▼

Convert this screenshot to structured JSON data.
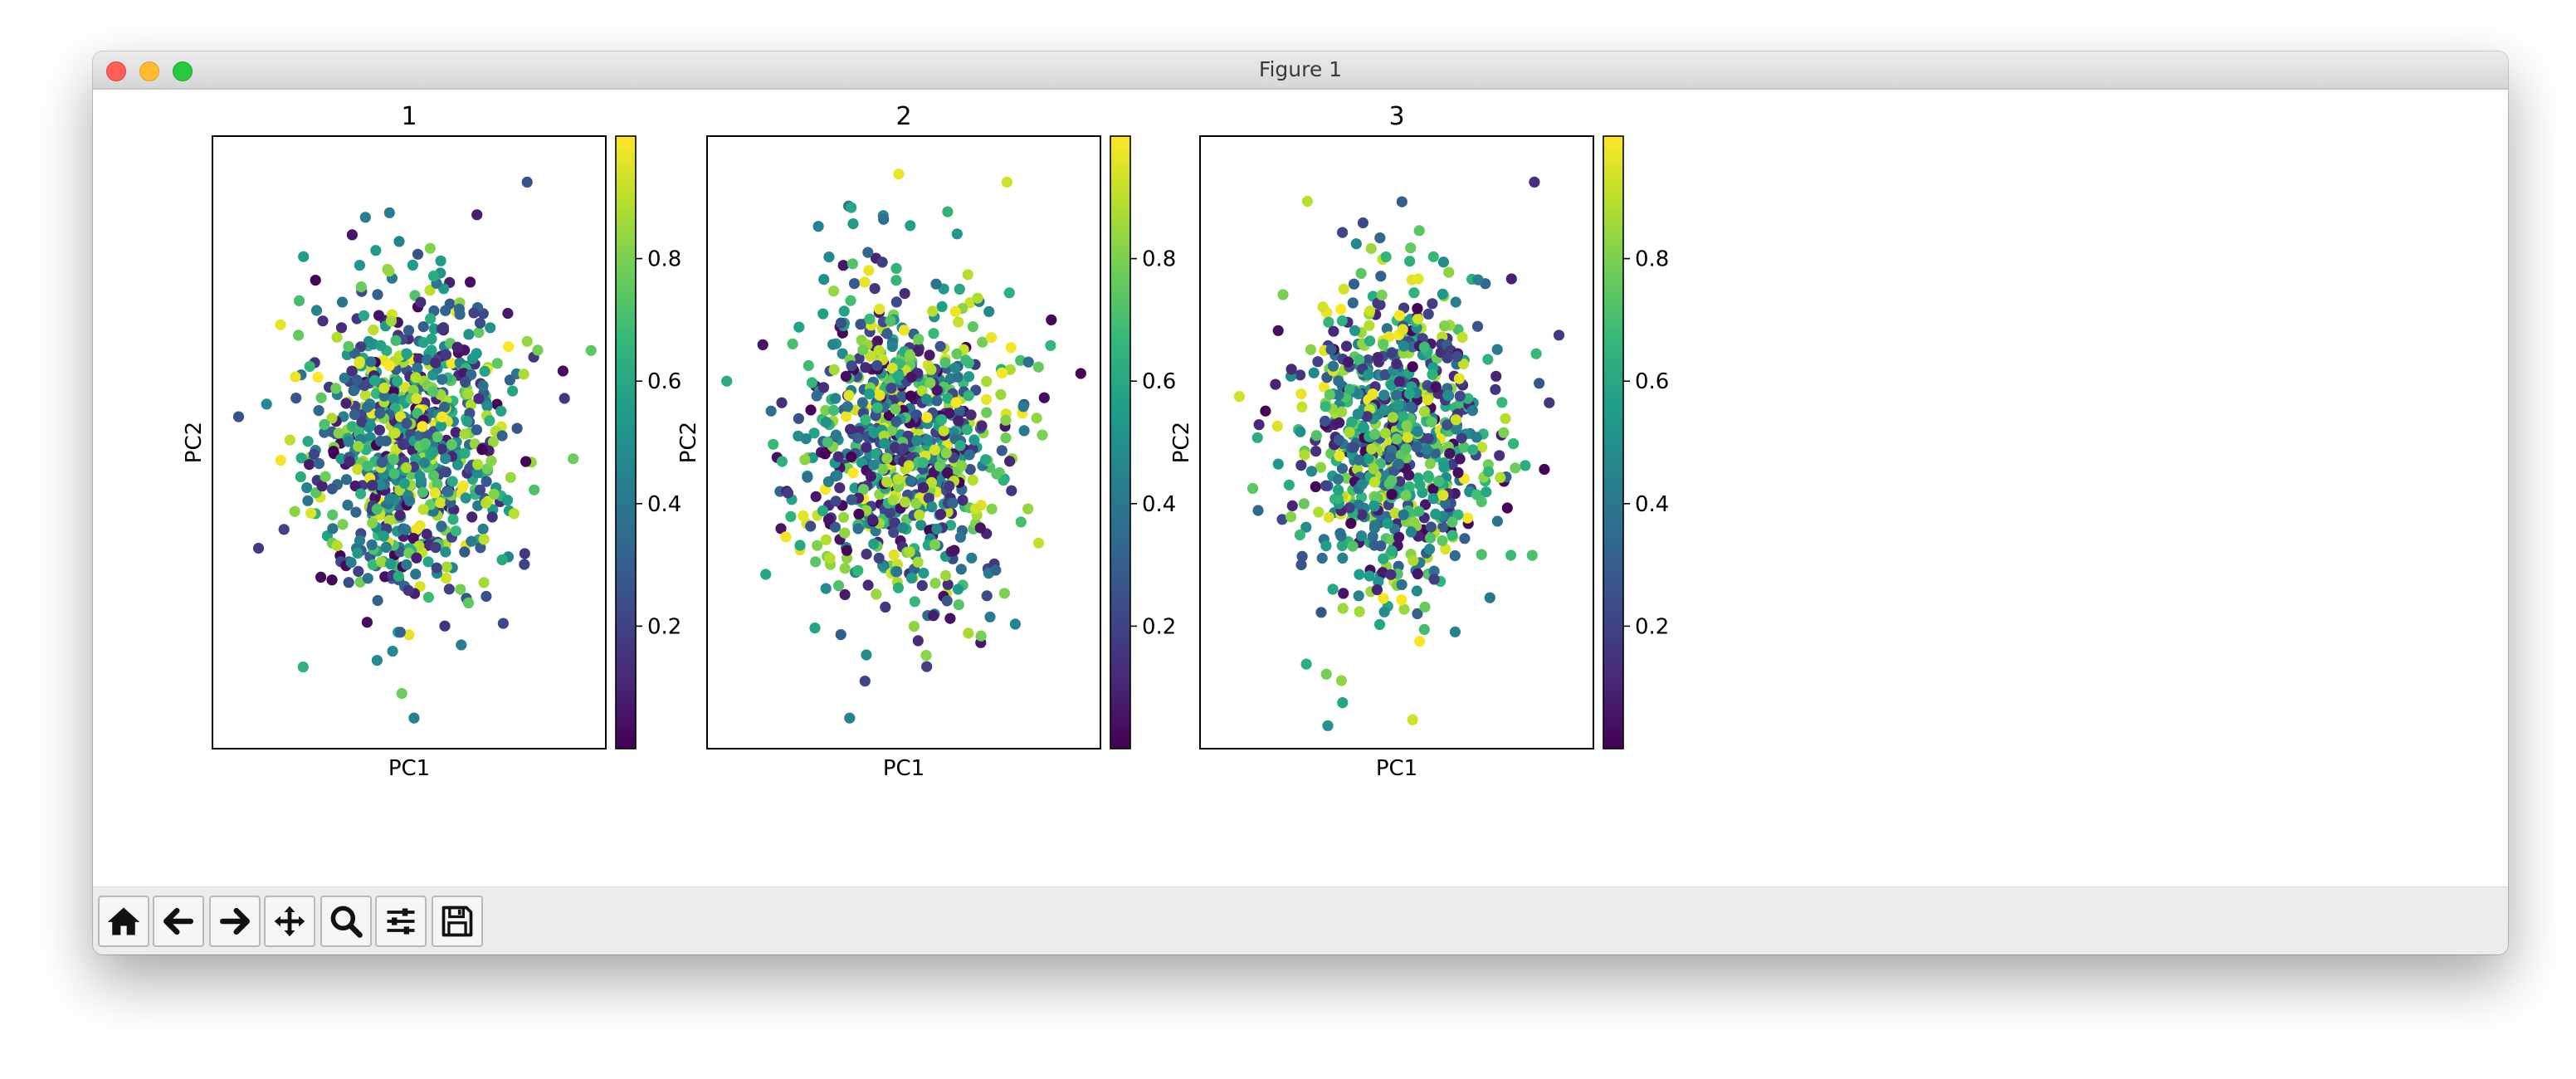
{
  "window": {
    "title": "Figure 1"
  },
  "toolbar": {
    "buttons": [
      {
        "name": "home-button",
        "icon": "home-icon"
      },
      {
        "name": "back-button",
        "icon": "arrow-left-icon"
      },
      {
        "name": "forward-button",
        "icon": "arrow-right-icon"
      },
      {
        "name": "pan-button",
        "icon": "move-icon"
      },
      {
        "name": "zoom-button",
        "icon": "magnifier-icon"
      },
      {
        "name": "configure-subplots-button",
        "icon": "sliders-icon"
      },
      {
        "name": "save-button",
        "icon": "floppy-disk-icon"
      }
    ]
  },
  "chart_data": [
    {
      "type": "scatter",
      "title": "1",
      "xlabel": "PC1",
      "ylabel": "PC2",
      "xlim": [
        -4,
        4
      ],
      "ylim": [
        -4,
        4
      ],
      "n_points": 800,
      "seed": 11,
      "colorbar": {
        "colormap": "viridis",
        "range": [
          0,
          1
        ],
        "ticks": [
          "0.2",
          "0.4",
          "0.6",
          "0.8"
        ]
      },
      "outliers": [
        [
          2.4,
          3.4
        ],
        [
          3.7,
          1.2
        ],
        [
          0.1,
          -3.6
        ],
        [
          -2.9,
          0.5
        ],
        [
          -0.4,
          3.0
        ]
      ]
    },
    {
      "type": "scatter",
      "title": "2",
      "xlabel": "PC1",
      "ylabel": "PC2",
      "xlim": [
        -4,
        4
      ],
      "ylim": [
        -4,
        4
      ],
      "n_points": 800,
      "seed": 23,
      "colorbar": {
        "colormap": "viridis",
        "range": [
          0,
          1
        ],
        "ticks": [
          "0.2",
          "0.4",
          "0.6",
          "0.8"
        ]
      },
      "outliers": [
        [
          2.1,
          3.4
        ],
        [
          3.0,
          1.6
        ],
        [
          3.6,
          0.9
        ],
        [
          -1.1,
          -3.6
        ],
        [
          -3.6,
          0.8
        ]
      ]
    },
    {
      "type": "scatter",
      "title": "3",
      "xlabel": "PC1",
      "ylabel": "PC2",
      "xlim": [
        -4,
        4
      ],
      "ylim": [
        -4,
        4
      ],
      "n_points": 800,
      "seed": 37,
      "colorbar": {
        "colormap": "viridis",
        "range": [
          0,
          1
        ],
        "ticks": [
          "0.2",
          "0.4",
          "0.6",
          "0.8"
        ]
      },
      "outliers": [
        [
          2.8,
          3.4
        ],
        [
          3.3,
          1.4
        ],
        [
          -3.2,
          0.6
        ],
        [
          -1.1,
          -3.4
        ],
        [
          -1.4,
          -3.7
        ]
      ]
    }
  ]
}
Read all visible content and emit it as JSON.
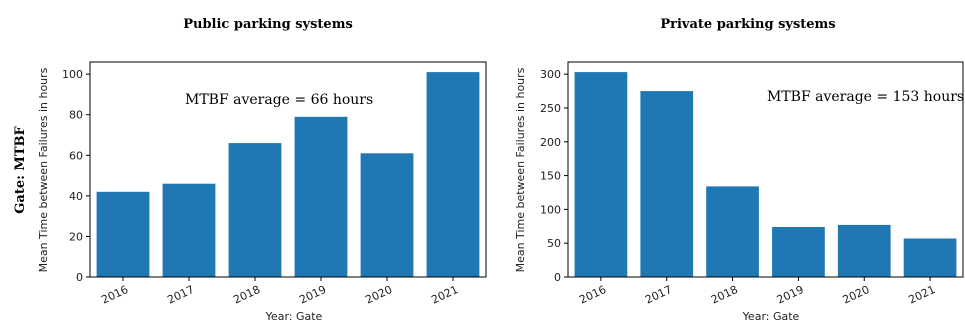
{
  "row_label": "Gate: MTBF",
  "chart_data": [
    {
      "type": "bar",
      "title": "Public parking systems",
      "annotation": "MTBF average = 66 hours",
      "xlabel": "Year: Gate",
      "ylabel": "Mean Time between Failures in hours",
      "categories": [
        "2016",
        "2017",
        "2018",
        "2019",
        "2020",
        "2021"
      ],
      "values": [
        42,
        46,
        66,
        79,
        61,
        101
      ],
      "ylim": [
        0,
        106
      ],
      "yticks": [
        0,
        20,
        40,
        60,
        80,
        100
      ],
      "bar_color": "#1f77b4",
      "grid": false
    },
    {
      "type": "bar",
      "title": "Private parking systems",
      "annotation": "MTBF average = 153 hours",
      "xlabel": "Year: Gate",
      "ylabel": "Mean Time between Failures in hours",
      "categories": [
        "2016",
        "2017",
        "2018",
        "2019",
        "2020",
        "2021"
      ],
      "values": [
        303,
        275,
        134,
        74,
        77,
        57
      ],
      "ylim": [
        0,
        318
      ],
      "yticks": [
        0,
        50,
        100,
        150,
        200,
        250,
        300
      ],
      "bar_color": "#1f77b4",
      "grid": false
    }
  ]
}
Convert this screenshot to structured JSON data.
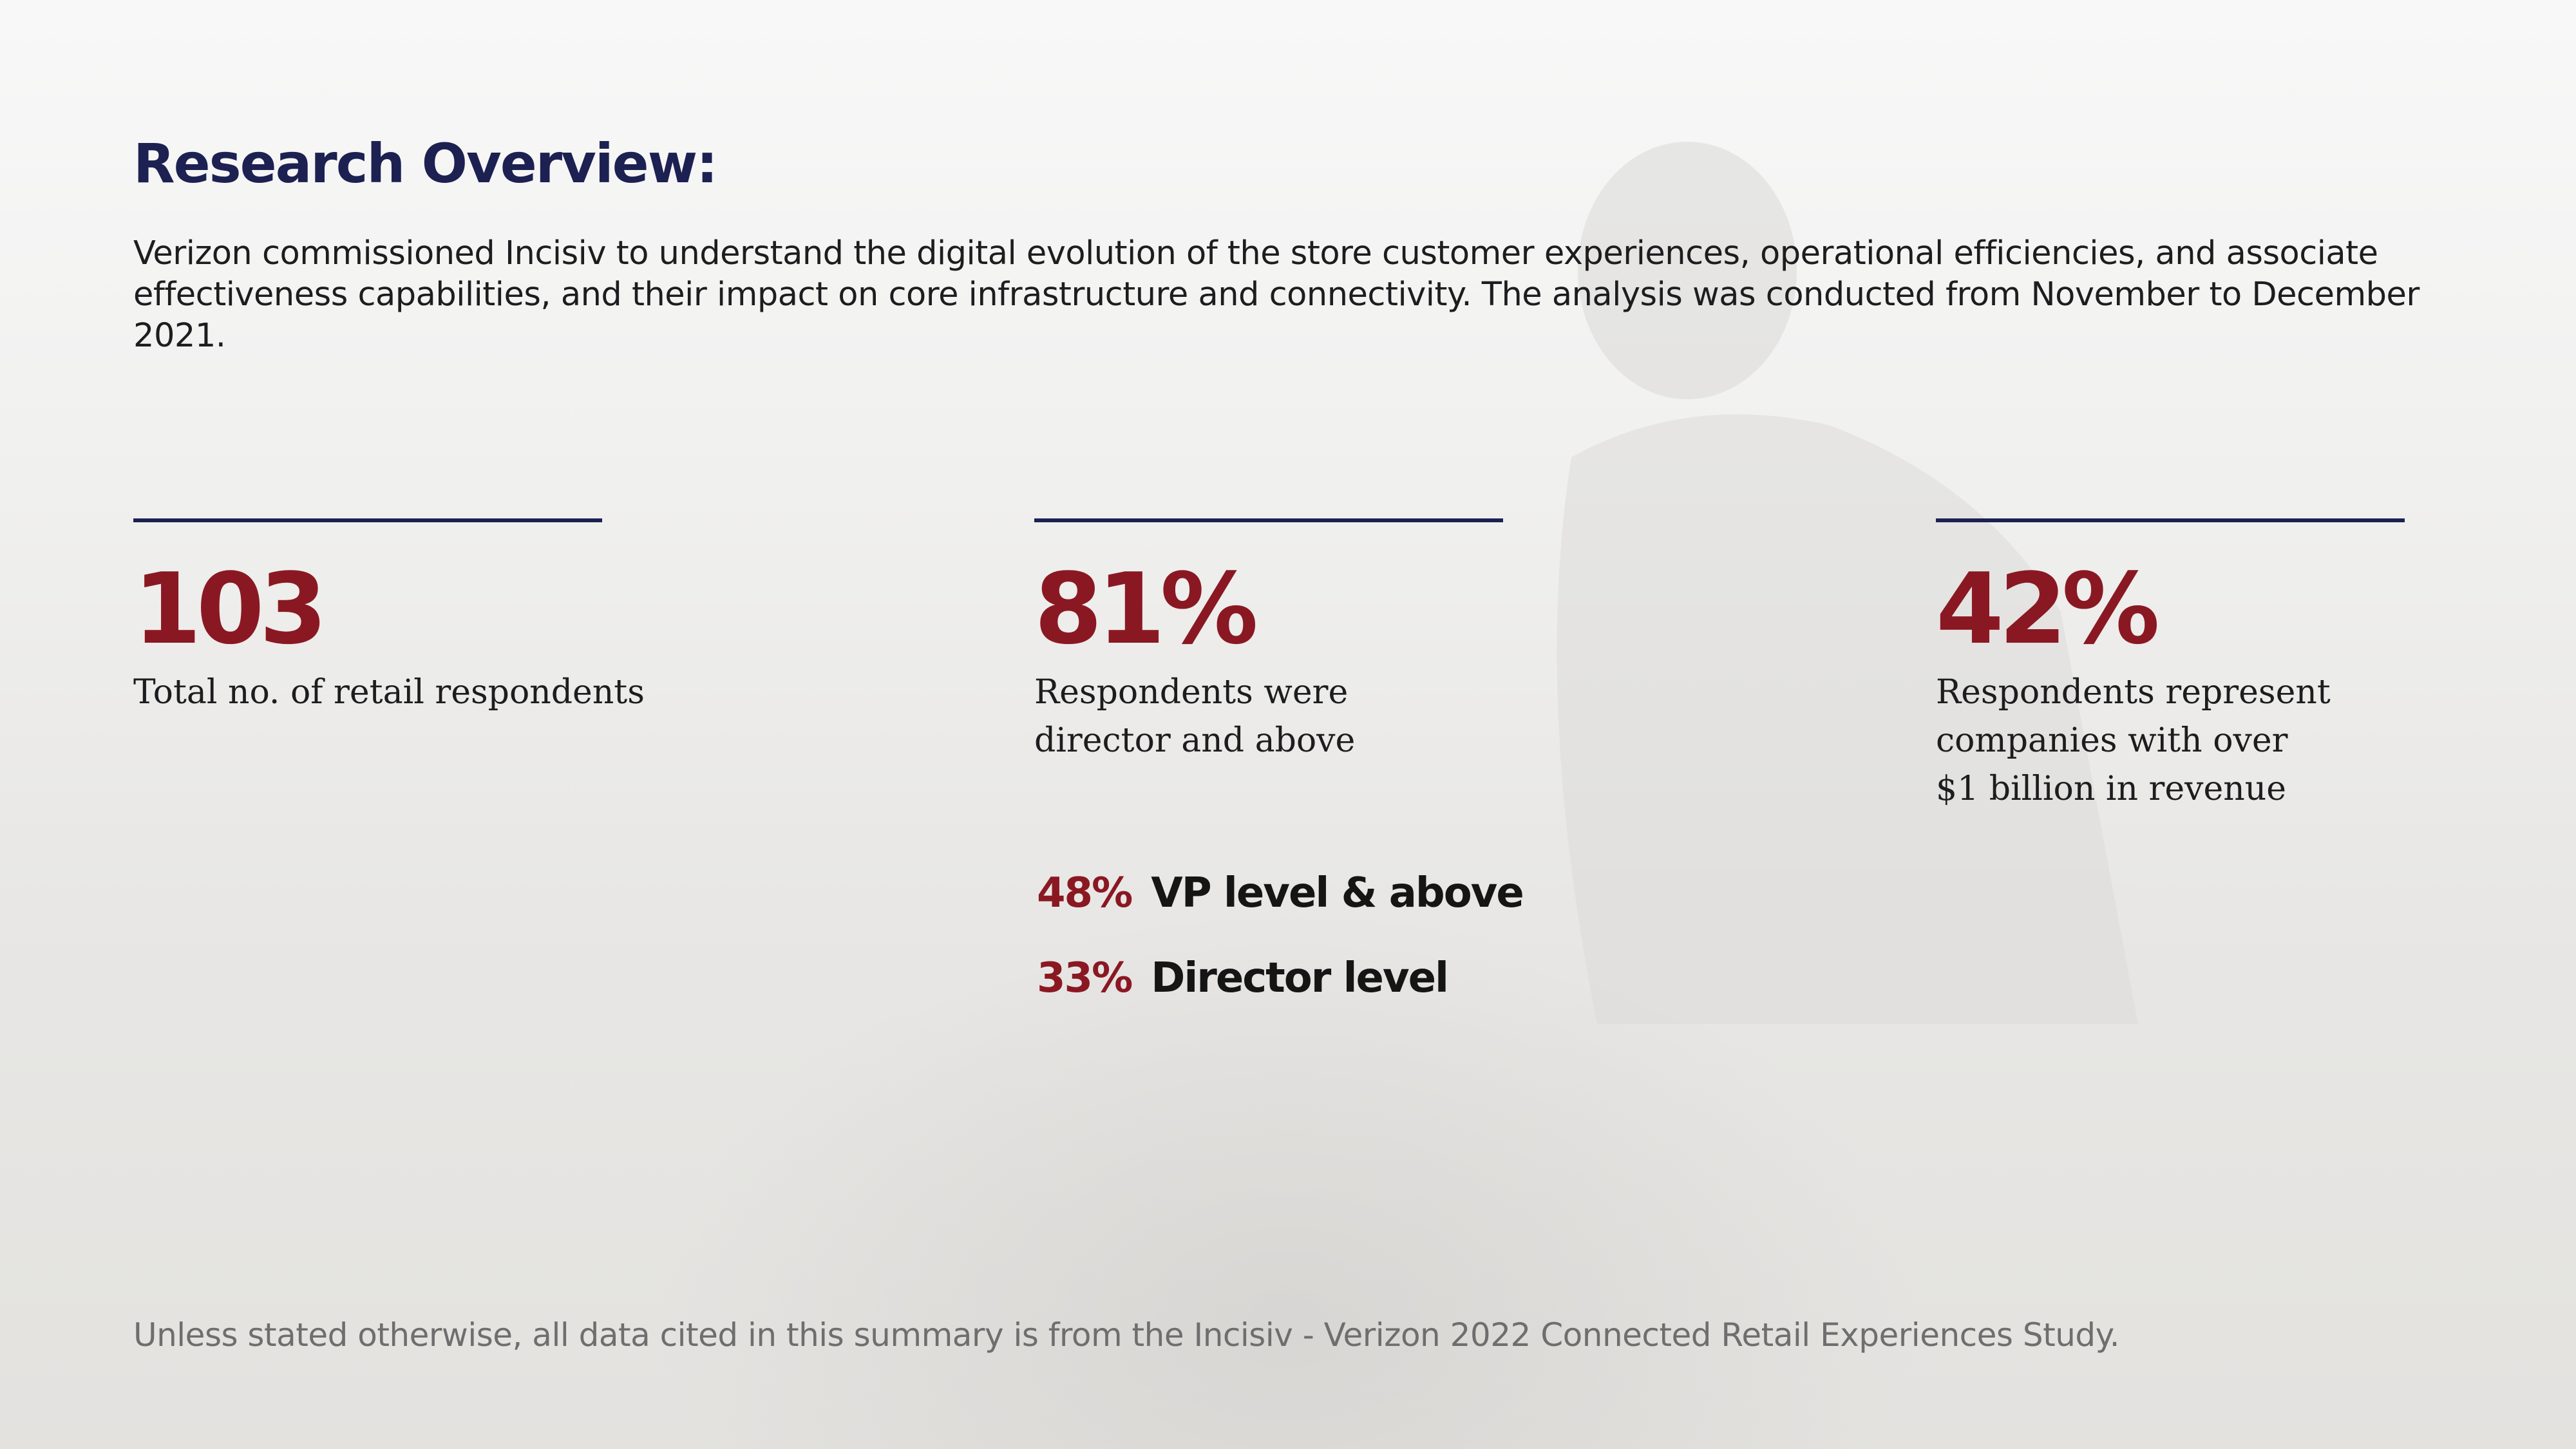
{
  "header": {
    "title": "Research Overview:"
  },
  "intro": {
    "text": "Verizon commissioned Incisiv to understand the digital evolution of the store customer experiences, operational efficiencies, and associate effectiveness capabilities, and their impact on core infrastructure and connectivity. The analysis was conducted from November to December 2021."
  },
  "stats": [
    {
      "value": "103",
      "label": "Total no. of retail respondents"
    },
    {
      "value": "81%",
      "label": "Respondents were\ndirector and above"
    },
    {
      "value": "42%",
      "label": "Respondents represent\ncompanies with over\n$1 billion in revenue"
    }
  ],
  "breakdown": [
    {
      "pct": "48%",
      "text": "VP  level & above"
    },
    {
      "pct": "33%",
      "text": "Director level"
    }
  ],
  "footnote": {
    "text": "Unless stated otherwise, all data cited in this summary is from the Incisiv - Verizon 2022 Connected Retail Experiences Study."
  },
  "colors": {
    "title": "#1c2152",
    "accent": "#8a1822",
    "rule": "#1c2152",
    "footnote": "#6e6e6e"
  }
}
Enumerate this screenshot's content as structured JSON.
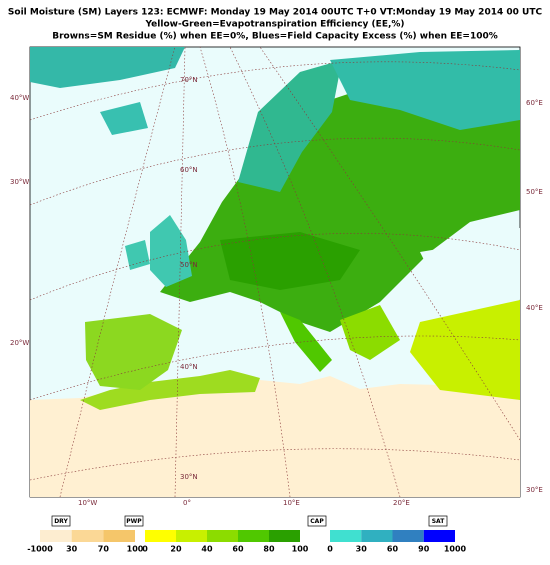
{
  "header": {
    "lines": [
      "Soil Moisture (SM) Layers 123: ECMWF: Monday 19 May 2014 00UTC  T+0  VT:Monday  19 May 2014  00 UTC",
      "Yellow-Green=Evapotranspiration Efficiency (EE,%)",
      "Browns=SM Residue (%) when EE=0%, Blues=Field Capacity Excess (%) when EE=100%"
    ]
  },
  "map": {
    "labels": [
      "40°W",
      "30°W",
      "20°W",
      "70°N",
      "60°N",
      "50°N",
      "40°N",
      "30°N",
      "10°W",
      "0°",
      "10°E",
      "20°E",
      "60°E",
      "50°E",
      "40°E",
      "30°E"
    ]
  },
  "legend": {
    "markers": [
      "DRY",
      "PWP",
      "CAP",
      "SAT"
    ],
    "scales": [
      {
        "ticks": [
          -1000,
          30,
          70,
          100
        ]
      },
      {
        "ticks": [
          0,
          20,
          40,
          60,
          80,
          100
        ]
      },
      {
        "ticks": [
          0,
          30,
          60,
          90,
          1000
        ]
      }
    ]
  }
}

▲

*Goal of the exercise*.
Which lines contain "from"? Copy each of them out.

*Response*.
    "text": "Verizon commissioned Incisiv to understand the digital evolution of the store customer experiences, operational efficiencies, and associate effectiveness capabilities, and their impact on core infrastructure and connectivity. The analysis was conducted from November to December 2021."
    "text": "Unless stated otherwise, all data cited in this summary is from the Incisiv - Verizon 2022 Connected Retail Experiences Study."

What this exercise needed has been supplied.